■ Requirements: Find each line with the string "JSON" and report it.

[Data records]
Begin
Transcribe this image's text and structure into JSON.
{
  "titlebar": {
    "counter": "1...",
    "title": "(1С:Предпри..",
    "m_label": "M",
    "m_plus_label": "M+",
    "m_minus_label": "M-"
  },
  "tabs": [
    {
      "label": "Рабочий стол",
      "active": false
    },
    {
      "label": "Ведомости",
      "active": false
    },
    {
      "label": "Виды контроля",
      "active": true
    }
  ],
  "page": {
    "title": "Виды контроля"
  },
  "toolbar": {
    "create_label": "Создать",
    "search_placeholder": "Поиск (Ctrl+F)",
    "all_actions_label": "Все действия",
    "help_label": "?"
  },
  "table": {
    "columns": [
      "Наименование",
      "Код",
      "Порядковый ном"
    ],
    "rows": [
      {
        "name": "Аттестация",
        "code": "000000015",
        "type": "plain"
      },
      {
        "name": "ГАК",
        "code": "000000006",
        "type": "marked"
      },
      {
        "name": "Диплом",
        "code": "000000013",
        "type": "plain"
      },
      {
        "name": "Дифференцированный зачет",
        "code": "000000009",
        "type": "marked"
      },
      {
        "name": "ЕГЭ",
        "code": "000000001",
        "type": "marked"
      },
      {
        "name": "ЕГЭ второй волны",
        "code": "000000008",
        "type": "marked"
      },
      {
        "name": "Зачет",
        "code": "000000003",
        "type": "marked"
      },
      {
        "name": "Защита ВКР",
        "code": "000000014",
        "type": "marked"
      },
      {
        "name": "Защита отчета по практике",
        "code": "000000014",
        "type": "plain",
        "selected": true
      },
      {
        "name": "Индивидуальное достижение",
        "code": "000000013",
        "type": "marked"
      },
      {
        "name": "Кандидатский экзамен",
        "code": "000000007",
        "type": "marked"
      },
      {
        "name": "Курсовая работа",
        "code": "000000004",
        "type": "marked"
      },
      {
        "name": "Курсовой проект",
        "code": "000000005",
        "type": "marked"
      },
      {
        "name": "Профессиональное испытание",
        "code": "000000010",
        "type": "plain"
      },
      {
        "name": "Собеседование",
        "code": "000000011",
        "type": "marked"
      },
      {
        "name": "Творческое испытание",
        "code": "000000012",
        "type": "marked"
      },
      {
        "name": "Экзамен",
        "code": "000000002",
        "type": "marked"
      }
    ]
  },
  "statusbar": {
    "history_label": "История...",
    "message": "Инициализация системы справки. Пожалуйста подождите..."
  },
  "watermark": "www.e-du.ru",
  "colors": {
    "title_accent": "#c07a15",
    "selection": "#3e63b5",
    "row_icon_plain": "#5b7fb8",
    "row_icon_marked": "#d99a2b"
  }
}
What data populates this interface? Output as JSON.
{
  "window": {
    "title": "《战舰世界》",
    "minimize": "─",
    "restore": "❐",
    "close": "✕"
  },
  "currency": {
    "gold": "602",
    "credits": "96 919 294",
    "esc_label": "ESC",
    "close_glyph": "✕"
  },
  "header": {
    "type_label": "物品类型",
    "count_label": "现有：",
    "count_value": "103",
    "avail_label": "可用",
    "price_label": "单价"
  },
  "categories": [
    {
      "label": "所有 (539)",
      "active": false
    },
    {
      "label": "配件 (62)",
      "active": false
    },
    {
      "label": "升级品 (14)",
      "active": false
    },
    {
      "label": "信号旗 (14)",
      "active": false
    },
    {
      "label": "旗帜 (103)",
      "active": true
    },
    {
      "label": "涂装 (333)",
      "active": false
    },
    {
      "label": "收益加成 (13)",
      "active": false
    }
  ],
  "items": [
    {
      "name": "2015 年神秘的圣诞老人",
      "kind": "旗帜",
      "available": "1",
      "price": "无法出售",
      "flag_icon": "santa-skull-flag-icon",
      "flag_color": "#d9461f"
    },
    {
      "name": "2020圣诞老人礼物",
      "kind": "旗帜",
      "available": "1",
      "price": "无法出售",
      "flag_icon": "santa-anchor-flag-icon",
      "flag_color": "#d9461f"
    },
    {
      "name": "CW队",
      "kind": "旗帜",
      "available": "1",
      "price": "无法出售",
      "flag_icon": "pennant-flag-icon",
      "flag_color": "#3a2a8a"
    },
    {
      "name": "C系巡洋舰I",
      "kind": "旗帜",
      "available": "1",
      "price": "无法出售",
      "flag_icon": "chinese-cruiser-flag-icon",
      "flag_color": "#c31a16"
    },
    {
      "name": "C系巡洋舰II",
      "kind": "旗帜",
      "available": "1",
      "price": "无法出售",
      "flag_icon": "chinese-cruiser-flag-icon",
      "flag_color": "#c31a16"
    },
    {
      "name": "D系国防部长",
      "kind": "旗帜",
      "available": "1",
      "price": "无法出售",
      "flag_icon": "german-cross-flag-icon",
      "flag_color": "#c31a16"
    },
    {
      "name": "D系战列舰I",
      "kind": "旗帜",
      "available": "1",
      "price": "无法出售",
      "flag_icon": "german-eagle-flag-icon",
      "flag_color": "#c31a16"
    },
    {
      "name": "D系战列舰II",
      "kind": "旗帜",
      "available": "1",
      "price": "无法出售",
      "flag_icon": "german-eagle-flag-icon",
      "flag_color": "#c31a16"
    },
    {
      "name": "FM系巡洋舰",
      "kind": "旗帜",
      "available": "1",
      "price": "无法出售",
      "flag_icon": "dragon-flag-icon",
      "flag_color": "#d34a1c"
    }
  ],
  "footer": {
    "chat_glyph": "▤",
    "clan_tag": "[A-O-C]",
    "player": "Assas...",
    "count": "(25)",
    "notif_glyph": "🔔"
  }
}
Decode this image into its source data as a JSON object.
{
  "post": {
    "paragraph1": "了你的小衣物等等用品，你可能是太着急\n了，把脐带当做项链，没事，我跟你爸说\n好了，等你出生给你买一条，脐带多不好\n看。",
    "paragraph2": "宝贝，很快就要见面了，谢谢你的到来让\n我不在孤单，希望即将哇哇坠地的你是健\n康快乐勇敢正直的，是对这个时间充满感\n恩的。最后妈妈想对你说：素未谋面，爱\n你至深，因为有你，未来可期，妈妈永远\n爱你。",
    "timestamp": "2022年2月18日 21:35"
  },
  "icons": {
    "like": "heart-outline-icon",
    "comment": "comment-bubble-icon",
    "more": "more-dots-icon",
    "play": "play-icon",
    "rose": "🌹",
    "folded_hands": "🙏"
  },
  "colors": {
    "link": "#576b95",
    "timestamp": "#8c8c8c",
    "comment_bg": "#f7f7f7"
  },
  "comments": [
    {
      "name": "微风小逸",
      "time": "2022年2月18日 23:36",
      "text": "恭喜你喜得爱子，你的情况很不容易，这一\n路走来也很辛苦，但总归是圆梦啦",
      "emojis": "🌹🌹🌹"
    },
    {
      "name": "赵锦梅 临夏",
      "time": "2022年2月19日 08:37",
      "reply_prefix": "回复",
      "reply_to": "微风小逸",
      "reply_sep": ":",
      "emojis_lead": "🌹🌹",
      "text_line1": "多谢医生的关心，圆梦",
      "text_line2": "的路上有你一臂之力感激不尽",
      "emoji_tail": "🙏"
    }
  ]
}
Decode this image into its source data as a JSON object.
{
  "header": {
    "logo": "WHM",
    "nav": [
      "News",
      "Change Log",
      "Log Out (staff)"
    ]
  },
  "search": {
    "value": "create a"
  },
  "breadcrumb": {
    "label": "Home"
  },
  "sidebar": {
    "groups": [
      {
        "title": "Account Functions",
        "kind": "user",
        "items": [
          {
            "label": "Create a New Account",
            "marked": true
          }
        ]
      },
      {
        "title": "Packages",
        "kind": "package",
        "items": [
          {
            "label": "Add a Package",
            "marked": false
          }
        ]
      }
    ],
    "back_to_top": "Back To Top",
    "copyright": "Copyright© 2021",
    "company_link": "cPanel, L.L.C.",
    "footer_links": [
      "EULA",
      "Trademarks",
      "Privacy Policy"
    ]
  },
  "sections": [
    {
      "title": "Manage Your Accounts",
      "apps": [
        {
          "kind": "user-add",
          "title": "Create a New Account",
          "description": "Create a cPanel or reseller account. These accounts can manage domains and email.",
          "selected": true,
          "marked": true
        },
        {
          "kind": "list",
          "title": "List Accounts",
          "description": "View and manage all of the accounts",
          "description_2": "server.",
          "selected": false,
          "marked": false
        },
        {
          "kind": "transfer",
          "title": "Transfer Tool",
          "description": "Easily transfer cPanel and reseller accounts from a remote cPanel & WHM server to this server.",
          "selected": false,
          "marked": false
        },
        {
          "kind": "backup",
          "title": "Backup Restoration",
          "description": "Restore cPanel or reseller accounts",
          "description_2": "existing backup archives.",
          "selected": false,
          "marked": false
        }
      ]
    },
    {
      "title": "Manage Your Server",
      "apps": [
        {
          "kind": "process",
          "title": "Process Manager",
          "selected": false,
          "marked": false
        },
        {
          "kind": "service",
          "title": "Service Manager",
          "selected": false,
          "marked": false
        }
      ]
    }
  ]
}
End
■ Problem solution:
Transcribe this image's text and structure into JSON.
What data populates this interface? Output as JSON.
Decode this image into its source data as a JSON object.
Decode this image into its source data as a JSON object.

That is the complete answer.